• SET EXERCISE: All of the material below is to be restated word for word, apart from the pictures.

• DATA ROWS:
** begin **

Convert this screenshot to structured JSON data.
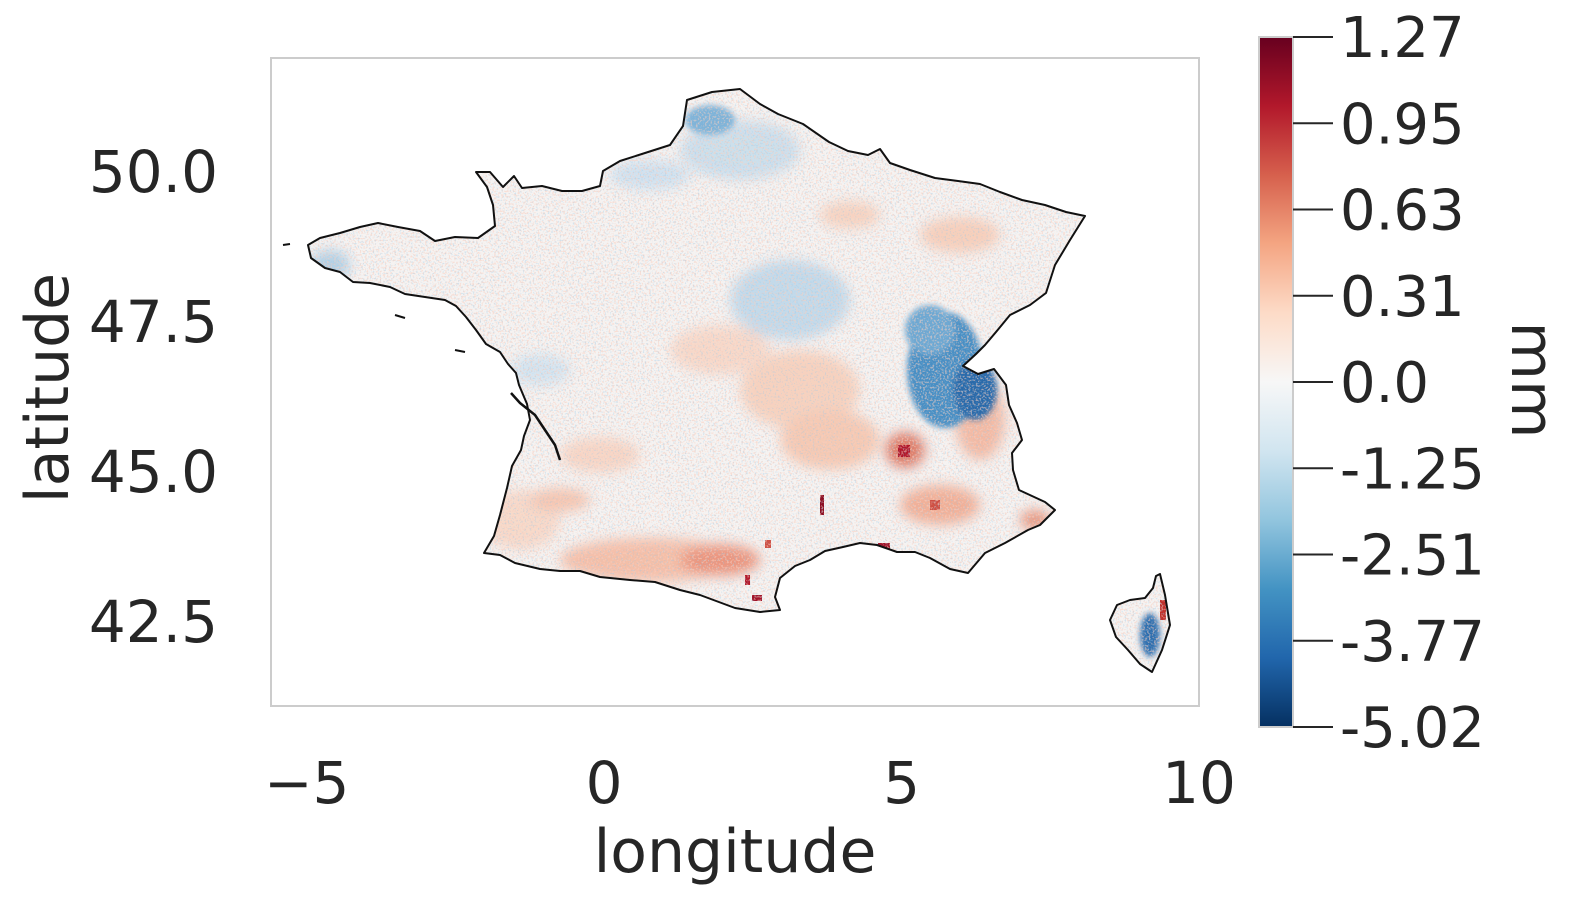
{
  "map": {
    "xlabel": "longitude",
    "ylabel": "latitude",
    "xlim": [
      -5.6,
      10.0
    ],
    "ylim": [
      41.1,
      51.9
    ],
    "x_ticks": [
      {
        "value": -5,
        "label": "−5"
      },
      {
        "value": 0,
        "label": "0"
      },
      {
        "value": 5,
        "label": "5"
      },
      {
        "value": 10,
        "label": "10"
      }
    ],
    "y_ticks": [
      {
        "value": 50.0,
        "label": "50.0"
      },
      {
        "value": 47.5,
        "label": "47.5"
      },
      {
        "value": 45.0,
        "label": "45.0"
      },
      {
        "value": 42.5,
        "label": "42.5"
      }
    ],
    "region": "France",
    "grid": false
  },
  "colorbar": {
    "label": "mm",
    "colormap": "RdBu_r",
    "ticks": [
      "1.27",
      "0.95",
      "0.63",
      "0.31",
      "0.0",
      "-1.25",
      "-2.51",
      "-3.77",
      "-5.02"
    ],
    "range": [
      -5.02,
      1.27
    ],
    "color_stops": [
      "#67001f",
      "#b2182b",
      "#d6604d",
      "#f4a582",
      "#fddbc7",
      "#f7f7f7",
      "#d1e5f0",
      "#92c5de",
      "#4393c3",
      "#2166ac",
      "#053061"
    ]
  }
}
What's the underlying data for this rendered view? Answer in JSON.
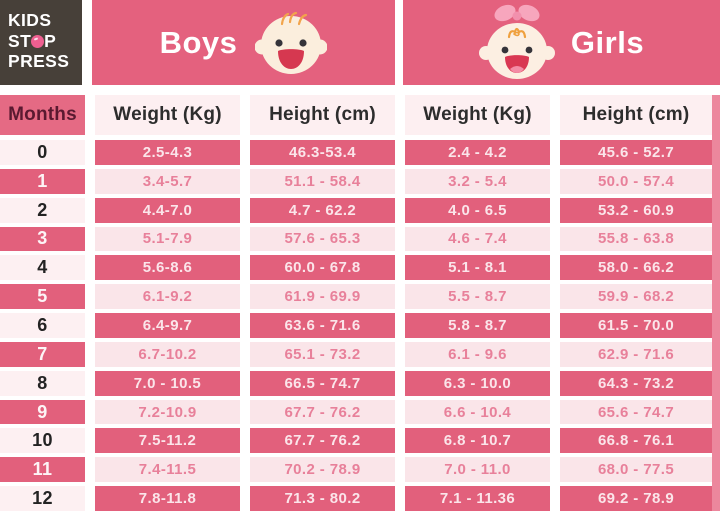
{
  "logo": {
    "line1": "KIDS",
    "line2_pre": "ST",
    "line2_post": "P",
    "line3": "PRESS"
  },
  "banner": {
    "boys_label": "Boys",
    "girls_label": "Girls"
  },
  "chart_data": {
    "type": "table",
    "title": "Baby weight and height chart by month, boys and girls, 0-12 months",
    "groups": [
      "Boys",
      "Girls"
    ],
    "columns": [
      "Months",
      "Weight (Kg)",
      "Height (cm)",
      "Weight (Kg)",
      "Height (cm)"
    ],
    "rows": [
      [
        "0",
        "2.5-4.3",
        "46.3-53.4",
        "2.4 - 4.2",
        "45.6 - 52.7"
      ],
      [
        "1",
        "3.4-5.7",
        "51.1 - 58.4",
        "3.2 - 5.4",
        "50.0 - 57.4"
      ],
      [
        "2",
        "4.4-7.0",
        "4.7 - 62.2",
        "4.0 - 6.5",
        "53.2 - 60.9"
      ],
      [
        "3",
        "5.1-7.9",
        "57.6 - 65.3",
        "4.6 - 7.4",
        "55.8 - 63.8"
      ],
      [
        "4",
        "5.6-8.6",
        "60.0 - 67.8",
        "5.1 - 8.1",
        "58.0 - 66.2"
      ],
      [
        "5",
        "6.1-9.2",
        "61.9 - 69.9",
        "5.5 - 8.7",
        "59.9 - 68.2"
      ],
      [
        "6",
        "6.4-9.7",
        "63.6 - 71.6",
        "5.8 - 8.7",
        "61.5 - 70.0"
      ],
      [
        "7",
        "6.7-10.2",
        "65.1 - 73.2",
        "6.1 - 9.6",
        "62.9 - 71.6"
      ],
      [
        "8",
        "7.0 - 10.5",
        "66.5 - 74.7",
        "6.3 - 10.0",
        "64.3 - 73.2"
      ],
      [
        "9",
        "7.2-10.9",
        "67.7 - 76.2",
        "6.6 - 10.4",
        "65.6 - 74.7"
      ],
      [
        "10",
        "7.5-11.2",
        "67.7 - 76.2",
        "6.8 - 10.7",
        "66.8 - 76.1"
      ],
      [
        "11",
        "7.4-11.5",
        "70.2 - 78.9",
        "7.0 - 11.0",
        "68.0 - 77.5"
      ],
      [
        "12",
        "7.8-11.8",
        "71.3 - 80.2",
        "7.1 - 11.36",
        "69.2 - 78.9"
      ]
    ]
  },
  "colors": {
    "band_pink": "#e4617e",
    "row_dark_pink": "#e2607c",
    "row_light_pink": "#fae5e9",
    "light_row_text_pink": "#e8809a",
    "months_header_text": "#5a1930",
    "logo_background": "#474039",
    "logo_accent_pink": "#ee5f90",
    "baby_face_cream": "#fbeedd",
    "mouth_red": "#d63850",
    "bow_pink": "#f7a6bd",
    "hair_orange": "#f2a44b"
  }
}
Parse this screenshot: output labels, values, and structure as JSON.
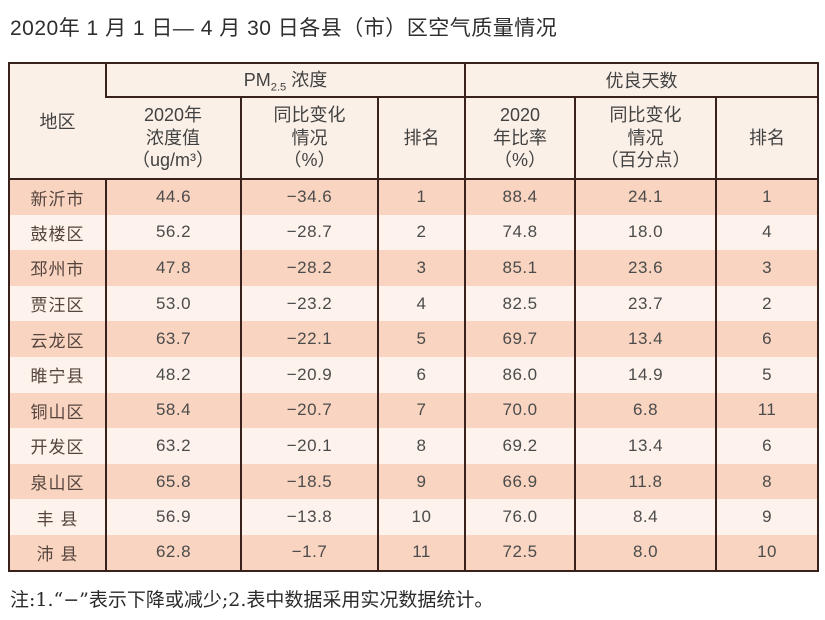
{
  "title": "2020年 1 月 1 日— 4 月 30 日各县（市）区空气质量情况",
  "footnote": "注:1.“−”表示下降或减少;2.表中数据采用实况数据统计。",
  "colors": {
    "row_odd": "#f9d5c1",
    "row_even": "#fdf3ec",
    "header_bg": "#fbf0e7",
    "border": "#3a221c"
  },
  "table": {
    "header": {
      "region": "地区",
      "pm_prefix": "PM",
      "pm_sub": "2.5",
      "pm_suffix": " 浓度",
      "good_days": "优良天数",
      "sub": [
        "2020年\n浓度值\n（ug/m³）",
        "同比变化\n情况\n（%）",
        "排名",
        "2020\n年比率\n（%）",
        "同比变化\n情况\n（百分点）",
        "排名"
      ]
    },
    "rows": [
      {
        "region": "新沂市",
        "pm_value": "44.6",
        "pm_change": "−34.6",
        "pm_rank": "1",
        "good_rate": "88.4",
        "good_change": "24.1",
        "good_rank": "1"
      },
      {
        "region": "鼓楼区",
        "pm_value": "56.2",
        "pm_change": "−28.7",
        "pm_rank": "2",
        "good_rate": "74.8",
        "good_change": "18.0",
        "good_rank": "4"
      },
      {
        "region": "邳州市",
        "pm_value": "47.8",
        "pm_change": "−28.2",
        "pm_rank": "3",
        "good_rate": "85.1",
        "good_change": "23.6",
        "good_rank": "3"
      },
      {
        "region": "贾汪区",
        "pm_value": "53.0",
        "pm_change": "−23.2",
        "pm_rank": "4",
        "good_rate": "82.5",
        "good_change": "23.7",
        "good_rank": "2"
      },
      {
        "region": "云龙区",
        "pm_value": "63.7",
        "pm_change": "−22.1",
        "pm_rank": "5",
        "good_rate": "69.7",
        "good_change": "13.4",
        "good_rank": "6"
      },
      {
        "region": "睢宁县",
        "pm_value": "48.2",
        "pm_change": "−20.9",
        "pm_rank": "6",
        "good_rate": "86.0",
        "good_change": "14.9",
        "good_rank": "5"
      },
      {
        "region": "铜山区",
        "pm_value": "58.4",
        "pm_change": "−20.7",
        "pm_rank": "7",
        "good_rate": "70.0",
        "good_change": "6.8",
        "good_rank": "11"
      },
      {
        "region": "开发区",
        "pm_value": "63.2",
        "pm_change": "−20.1",
        "pm_rank": "8",
        "good_rate": "69.2",
        "good_change": "13.4",
        "good_rank": "6"
      },
      {
        "region": "泉山区",
        "pm_value": "65.8",
        "pm_change": "−18.5",
        "pm_rank": "9",
        "good_rate": "66.9",
        "good_change": "11.8",
        "good_rank": "8"
      },
      {
        "region": "丰 县",
        "pm_value": "56.9",
        "pm_change": "−13.8",
        "pm_rank": "10",
        "good_rate": "76.0",
        "good_change": "8.4",
        "good_rank": "9"
      },
      {
        "region": "沛 县",
        "pm_value": "62.8",
        "pm_change": "−1.7",
        "pm_rank": "11",
        "good_rate": "72.5",
        "good_change": "8.0",
        "good_rank": "10"
      }
    ]
  }
}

** end **

• WRITTEN SOLUTION:
Convert this screenshot to structured JSON data.
{
  "map": {
    "xlabel": "longitude",
    "ylabel": "latitude",
    "xlim": [
      -5.6,
      10.0
    ],
    "ylim": [
      41.1,
      51.9
    ],
    "x_ticks": [
      {
        "value": -5,
        "label": "−5"
      },
      {
        "value": 0,
        "label": "0"
      },
      {
        "value": 5,
        "label": "5"
      },
      {
        "value": 10,
        "label": "10"
      }
    ],
    "y_ticks": [
      {
        "value": 50.0,
        "label": "50.0"
      },
      {
        "value": 47.5,
        "label": "47.5"
      },
      {
        "value": 45.0,
        "label": "45.0"
      },
      {
        "value": 42.5,
        "label": "42.5"
      }
    ],
    "region": "France",
    "grid": false
  },
  "colorbar": {
    "label": "mm",
    "colormap": "RdBu_r",
    "ticks": [
      "1.27",
      "0.95",
      "0.63",
      "0.31",
      "0.0",
      "-1.25",
      "-2.51",
      "-3.77",
      "-5.02"
    ],
    "range": [
      -5.02,
      1.27
    ],
    "color_stops": [
      "#67001f",
      "#b2182b",
      "#d6604d",
      "#f4a582",
      "#fddbc7",
      "#f7f7f7",
      "#d1e5f0",
      "#92c5de",
      "#4393c3",
      "#2166ac",
      "#053061"
    ]
  }
}
What's the underlying data for this rendered view? Answer in JSON.
{
  "logo": {
    "line1": "KIDS",
    "line2_pre": "ST",
    "line2_post": "P",
    "line3": "PRESS"
  },
  "banner": {
    "boys_label": "Boys",
    "girls_label": "Girls"
  },
  "chart_data": {
    "type": "table",
    "title": "Baby weight and height chart by month, boys and girls, 0-12 months",
    "groups": [
      "Boys",
      "Girls"
    ],
    "columns": [
      "Months",
      "Weight (Kg)",
      "Height (cm)",
      "Weight (Kg)",
      "Height (cm)"
    ],
    "rows": [
      [
        "0",
        "2.5-4.3",
        "46.3-53.4",
        "2.4 - 4.2",
        "45.6 - 52.7"
      ],
      [
        "1",
        "3.4-5.7",
        "51.1 - 58.4",
        "3.2 - 5.4",
        "50.0 - 57.4"
      ],
      [
        "2",
        "4.4-7.0",
        "4.7 - 62.2",
        "4.0 - 6.5",
        "53.2 - 60.9"
      ],
      [
        "3",
        "5.1-7.9",
        "57.6 - 65.3",
        "4.6 - 7.4",
        "55.8 - 63.8"
      ],
      [
        "4",
        "5.6-8.6",
        "60.0 - 67.8",
        "5.1 - 8.1",
        "58.0 - 66.2"
      ],
      [
        "5",
        "6.1-9.2",
        "61.9 - 69.9",
        "5.5 - 8.7",
        "59.9 - 68.2"
      ],
      [
        "6",
        "6.4-9.7",
        "63.6 - 71.6",
        "5.8 - 8.7",
        "61.5 - 70.0"
      ],
      [
        "7",
        "6.7-10.2",
        "65.1 - 73.2",
        "6.1 - 9.6",
        "62.9 - 71.6"
      ],
      [
        "8",
        "7.0 - 10.5",
        "66.5 - 74.7",
        "6.3 - 10.0",
        "64.3 - 73.2"
      ],
      [
        "9",
        "7.2-10.9",
        "67.7 - 76.2",
        "6.6 - 10.4",
        "65.6 - 74.7"
      ],
      [
        "10",
        "7.5-11.2",
        "67.7 - 76.2",
        "6.8 - 10.7",
        "66.8 - 76.1"
      ],
      [
        "11",
        "7.4-11.5",
        "70.2 - 78.9",
        "7.0 - 11.0",
        "68.0 - 77.5"
      ],
      [
        "12",
        "7.8-11.8",
        "71.3 - 80.2",
        "7.1 - 11.36",
        "69.2 - 78.9"
      ]
    ]
  },
  "colors": {
    "band_pink": "#e4617e",
    "row_dark_pink": "#e2607c",
    "row_light_pink": "#fae5e9",
    "light_row_text_pink": "#e8809a",
    "months_header_text": "#5a1930",
    "logo_background": "#474039",
    "logo_accent_pink": "#ee5f90",
    "baby_face_cream": "#fbeedd",
    "mouth_red": "#d63850",
    "bow_pink": "#f7a6bd",
    "hair_orange": "#f2a44b"
  }
}
Parse this screenshot: output labels, values, and structure as JSON.
{
  "title": "2020年 1 月 1 日— 4 月 30 日各县（市）区空气质量情况",
  "footnote": "注:1.“−”表示下降或减少;2.表中数据采用实况数据统计。",
  "colors": {
    "row_odd": "#f9d5c1",
    "row_even": "#fdf3ec",
    "header_bg": "#fbf0e7",
    "border": "#3a221c"
  },
  "table": {
    "header": {
      "region": "地区",
      "pm_prefix": "PM",
      "pm_sub": "2.5",
      "pm_suffix": " 浓度",
      "good_days": "优良天数",
      "sub": [
        "2020年\n浓度值\n（ug/m³）",
        "同比变化\n情况\n（%）",
        "排名",
        "2020\n年比率\n（%）",
        "同比变化\n情况\n（百分点）",
        "排名"
      ]
    },
    "rows": [
      {
        "region": "新沂市",
        "pm_value": "44.6",
        "pm_change": "−34.6",
        "pm_rank": "1",
        "good_rate": "88.4",
        "good_change": "24.1",
        "good_rank": "1"
      },
      {
        "region": "鼓楼区",
        "pm_value": "56.2",
        "pm_change": "−28.7",
        "pm_rank": "2",
        "good_rate": "74.8",
        "good_change": "18.0",
        "good_rank": "4"
      },
      {
        "region": "邳州市",
        "pm_value": "47.8",
        "pm_change": "−28.2",
        "pm_rank": "3",
        "good_rate": "85.1",
        "good_change": "23.6",
        "good_rank": "3"
      },
      {
        "region": "贾汪区",
        "pm_value": "53.0",
        "pm_change": "−23.2",
        "pm_rank": "4",
        "good_rate": "82.5",
        "good_change": "23.7",
        "good_rank": "2"
      },
      {
        "region": "云龙区",
        "pm_value": "63.7",
        "pm_change": "−22.1",
        "pm_rank": "5",
        "good_rate": "69.7",
        "good_change": "13.4",
        "good_rank": "6"
      },
      {
        "region": "睢宁县",
        "pm_value": "48.2",
        "pm_change": "−20.9",
        "pm_rank": "6",
        "good_rate": "86.0",
        "good_change": "14.9",
        "good_rank": "5"
      },
      {
        "region": "铜山区",
        "pm_value": "58.4",
        "pm_change": "−20.7",
        "pm_rank": "7",
        "good_rate": "70.0",
        "good_change": "6.8",
        "good_rank": "11"
      },
      {
        "region": "开发区",
        "pm_value": "63.2",
        "pm_change": "−20.1",
        "pm_rank": "8",
        "good_rate": "69.2",
        "good_change": "13.4",
        "good_rank": "6"
      },
      {
        "region": "泉山区",
        "pm_value": "65.8",
        "pm_change": "−18.5",
        "pm_rank": "9",
        "good_rate": "66.9",
        "good_change": "11.8",
        "good_rank": "8"
      },
      {
        "region": "丰 县",
        "pm_value": "56.9",
        "pm_change": "−13.8",
        "pm_rank": "10",
        "good_rate": "76.0",
        "good_change": "8.4",
        "good_rank": "9"
      },
      {
        "region": "沛 县",
        "pm_value": "62.8",
        "pm_change": "−1.7",
        "pm_rank": "11",
        "good_rate": "72.5",
        "good_change": "8.0",
        "good_rank": "10"
      }
    ]
  }
}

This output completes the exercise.